--- Begin Data to use ---
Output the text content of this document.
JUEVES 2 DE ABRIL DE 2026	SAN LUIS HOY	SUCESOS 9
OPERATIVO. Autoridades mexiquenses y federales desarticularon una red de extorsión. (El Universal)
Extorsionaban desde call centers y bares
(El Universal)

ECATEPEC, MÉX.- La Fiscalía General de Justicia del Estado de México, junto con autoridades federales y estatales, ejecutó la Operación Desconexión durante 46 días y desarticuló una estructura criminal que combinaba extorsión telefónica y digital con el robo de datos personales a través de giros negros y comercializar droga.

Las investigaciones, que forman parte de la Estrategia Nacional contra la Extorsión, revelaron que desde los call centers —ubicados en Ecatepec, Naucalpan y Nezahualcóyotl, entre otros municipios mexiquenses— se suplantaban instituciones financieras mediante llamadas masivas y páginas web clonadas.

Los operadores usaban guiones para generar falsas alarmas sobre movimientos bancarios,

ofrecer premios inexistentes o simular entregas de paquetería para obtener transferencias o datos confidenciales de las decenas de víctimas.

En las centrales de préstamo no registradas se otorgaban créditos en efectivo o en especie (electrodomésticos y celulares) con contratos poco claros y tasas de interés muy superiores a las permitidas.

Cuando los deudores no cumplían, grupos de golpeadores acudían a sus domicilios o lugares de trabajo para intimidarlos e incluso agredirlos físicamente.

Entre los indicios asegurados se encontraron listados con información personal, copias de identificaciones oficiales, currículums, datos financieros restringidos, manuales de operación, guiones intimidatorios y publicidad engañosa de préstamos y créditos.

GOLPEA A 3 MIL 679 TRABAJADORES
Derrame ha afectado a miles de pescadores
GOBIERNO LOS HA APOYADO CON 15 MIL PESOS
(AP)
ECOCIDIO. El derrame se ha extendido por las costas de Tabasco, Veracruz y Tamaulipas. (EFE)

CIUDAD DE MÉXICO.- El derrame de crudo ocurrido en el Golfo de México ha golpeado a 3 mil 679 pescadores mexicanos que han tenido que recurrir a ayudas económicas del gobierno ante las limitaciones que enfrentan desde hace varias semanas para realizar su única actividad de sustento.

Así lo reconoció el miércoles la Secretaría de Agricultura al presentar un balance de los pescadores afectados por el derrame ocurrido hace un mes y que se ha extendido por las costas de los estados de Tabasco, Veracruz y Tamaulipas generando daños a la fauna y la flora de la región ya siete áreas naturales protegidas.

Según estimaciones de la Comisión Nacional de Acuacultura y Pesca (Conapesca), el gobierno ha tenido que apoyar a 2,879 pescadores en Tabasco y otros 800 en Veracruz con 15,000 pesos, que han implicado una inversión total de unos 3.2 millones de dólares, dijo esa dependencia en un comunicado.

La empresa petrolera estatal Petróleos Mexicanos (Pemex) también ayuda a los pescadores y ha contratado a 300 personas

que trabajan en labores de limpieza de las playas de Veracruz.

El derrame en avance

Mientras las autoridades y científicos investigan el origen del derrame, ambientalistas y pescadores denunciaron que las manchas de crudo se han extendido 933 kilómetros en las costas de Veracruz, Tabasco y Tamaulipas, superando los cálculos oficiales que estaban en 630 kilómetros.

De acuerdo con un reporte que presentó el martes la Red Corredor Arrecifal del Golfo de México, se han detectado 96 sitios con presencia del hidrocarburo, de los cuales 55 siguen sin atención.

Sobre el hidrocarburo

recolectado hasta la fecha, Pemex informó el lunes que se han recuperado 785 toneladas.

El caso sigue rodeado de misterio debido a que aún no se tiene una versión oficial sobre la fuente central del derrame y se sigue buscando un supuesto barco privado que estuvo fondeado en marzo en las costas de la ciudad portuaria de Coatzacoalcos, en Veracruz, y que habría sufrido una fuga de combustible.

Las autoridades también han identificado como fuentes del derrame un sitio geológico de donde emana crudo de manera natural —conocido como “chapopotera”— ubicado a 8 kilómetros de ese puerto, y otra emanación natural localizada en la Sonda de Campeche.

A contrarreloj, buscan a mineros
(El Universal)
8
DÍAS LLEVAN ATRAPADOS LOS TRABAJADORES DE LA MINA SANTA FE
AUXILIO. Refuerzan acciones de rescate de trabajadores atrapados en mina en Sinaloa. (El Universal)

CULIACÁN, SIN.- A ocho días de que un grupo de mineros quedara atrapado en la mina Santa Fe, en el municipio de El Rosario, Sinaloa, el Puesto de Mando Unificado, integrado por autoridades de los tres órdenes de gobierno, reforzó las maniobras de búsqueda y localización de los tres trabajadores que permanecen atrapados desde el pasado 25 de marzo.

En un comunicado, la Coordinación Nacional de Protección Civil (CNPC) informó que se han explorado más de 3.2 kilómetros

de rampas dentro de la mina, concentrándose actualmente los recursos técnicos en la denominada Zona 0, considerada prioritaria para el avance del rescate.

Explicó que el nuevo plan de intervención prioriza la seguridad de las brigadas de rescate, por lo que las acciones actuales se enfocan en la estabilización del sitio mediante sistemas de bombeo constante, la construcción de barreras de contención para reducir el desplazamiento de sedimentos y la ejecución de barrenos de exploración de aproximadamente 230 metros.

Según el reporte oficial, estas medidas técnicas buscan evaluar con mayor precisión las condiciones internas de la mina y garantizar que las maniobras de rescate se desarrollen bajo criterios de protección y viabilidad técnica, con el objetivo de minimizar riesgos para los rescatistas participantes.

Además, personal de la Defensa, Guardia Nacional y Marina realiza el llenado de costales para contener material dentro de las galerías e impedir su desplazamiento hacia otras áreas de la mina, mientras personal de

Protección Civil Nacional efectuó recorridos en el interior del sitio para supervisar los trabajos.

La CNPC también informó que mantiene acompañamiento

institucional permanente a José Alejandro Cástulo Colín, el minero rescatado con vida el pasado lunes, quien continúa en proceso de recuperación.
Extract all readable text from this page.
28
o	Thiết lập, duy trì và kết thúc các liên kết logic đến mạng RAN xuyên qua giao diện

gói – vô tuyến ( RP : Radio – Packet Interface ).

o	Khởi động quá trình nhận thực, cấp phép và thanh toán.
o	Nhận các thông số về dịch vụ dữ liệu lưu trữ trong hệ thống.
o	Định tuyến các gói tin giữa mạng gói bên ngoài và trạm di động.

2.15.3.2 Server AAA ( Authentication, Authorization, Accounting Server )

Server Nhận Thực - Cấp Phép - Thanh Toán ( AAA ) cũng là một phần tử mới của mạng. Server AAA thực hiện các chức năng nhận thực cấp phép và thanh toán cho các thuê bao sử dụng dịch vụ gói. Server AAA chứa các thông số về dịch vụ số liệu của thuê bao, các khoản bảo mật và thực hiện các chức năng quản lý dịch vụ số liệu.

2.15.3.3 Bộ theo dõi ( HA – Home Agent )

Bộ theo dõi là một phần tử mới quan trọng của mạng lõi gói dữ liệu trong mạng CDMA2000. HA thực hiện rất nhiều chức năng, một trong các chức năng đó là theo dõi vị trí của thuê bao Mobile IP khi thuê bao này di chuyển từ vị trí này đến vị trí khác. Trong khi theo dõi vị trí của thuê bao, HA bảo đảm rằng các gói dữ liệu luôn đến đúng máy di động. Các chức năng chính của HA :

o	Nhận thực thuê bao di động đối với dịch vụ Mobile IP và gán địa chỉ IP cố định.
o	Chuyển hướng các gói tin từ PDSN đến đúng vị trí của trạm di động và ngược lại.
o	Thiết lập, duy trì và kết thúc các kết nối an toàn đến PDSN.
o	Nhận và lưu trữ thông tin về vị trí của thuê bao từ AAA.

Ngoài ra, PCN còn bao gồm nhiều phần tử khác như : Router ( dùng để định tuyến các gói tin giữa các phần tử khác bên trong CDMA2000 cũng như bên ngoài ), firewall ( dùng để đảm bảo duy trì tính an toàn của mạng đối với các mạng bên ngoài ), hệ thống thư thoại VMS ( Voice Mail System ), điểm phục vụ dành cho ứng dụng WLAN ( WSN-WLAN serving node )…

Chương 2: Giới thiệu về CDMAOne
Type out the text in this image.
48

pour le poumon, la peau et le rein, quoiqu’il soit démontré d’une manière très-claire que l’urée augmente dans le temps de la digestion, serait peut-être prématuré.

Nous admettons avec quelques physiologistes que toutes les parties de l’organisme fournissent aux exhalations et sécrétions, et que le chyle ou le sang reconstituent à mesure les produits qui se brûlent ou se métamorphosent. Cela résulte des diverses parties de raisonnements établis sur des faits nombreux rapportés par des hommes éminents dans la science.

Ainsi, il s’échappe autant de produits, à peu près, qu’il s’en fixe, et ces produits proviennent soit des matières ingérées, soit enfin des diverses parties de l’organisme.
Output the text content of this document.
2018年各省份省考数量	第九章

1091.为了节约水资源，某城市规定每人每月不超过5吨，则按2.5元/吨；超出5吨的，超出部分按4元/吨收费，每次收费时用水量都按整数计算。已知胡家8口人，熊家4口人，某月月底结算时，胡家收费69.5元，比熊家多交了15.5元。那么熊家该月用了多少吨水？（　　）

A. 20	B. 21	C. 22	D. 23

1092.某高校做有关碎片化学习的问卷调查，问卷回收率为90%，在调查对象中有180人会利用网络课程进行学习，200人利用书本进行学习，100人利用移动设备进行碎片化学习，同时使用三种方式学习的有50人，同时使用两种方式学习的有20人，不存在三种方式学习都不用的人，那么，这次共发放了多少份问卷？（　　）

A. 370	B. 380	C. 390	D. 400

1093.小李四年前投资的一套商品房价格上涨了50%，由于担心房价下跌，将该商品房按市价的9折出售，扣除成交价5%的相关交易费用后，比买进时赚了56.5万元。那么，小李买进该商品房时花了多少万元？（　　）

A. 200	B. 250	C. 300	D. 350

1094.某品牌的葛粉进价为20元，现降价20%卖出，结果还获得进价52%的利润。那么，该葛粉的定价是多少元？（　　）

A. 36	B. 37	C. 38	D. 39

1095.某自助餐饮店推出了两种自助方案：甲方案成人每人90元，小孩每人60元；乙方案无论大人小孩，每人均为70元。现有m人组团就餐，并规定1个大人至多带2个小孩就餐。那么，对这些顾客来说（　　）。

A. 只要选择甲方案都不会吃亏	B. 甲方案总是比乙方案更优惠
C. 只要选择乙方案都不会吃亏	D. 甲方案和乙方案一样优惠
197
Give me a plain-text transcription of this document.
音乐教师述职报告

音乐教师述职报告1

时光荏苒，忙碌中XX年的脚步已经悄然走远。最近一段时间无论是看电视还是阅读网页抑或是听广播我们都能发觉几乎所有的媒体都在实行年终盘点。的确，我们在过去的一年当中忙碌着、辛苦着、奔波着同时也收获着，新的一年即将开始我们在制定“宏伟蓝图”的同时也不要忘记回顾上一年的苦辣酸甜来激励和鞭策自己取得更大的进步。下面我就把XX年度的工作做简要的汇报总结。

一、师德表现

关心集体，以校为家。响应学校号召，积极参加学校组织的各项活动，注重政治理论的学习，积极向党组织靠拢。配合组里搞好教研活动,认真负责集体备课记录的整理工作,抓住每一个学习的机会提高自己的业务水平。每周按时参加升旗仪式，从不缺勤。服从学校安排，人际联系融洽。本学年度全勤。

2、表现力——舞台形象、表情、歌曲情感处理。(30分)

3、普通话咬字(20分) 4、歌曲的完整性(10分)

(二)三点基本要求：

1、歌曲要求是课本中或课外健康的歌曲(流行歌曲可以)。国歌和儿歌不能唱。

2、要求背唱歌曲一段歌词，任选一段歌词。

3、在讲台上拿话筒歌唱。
--- End Data to use ---
* What to work on
All lines from the one with "Give me a plain-text" through the final line above are to be quoted exactly; quote no other line.

* Task response
Give me a plain-text transcription of this document.
音乐教师述职报告

音乐教师述职报告1

时光荏苒，忙碌中XX年的脚步已经悄然走远。最近一段时间无论是看电视还是阅读网页抑或是听广播我们都能发觉几乎所有的媒体都在实行年终盘点。的确，我们在过去的一年当中忙碌着、辛苦着、奔波着同时也收获着，新的一年即将开始我们在制定“宏伟蓝图”的同时也不要忘记回顾上一年的苦辣酸甜来激励和鞭策自己取得更大的进步。下面我就把XX年度的工作做简要的汇报总结。

一、师德表现

关心集体，以校为家。响应学校号召，积极参加学校组织的各项活动，注重政治理论的学习，积极向党组织靠拢。配合组里搞好教研活动,认真负责集体备课记录的整理工作,抓住每一个学习的机会提高自己的业务水平。每周按时参加升旗仪式，从不缺勤。服从学校安排，人际联系融洽。本学年度全勤。

2、表现力——舞台形象、表情、歌曲情感处理。(30分)

3、普通话咬字(20分) 4、歌曲的完整性(10分)

(二)三点基本要求：

1、歌曲要求是课本中或课外健康的歌曲(流行歌曲可以)。国歌和儿歌不能唱。

2、要求背唱歌曲一段歌词，任选一段歌词。

3、在讲台上拿话筒歌唱。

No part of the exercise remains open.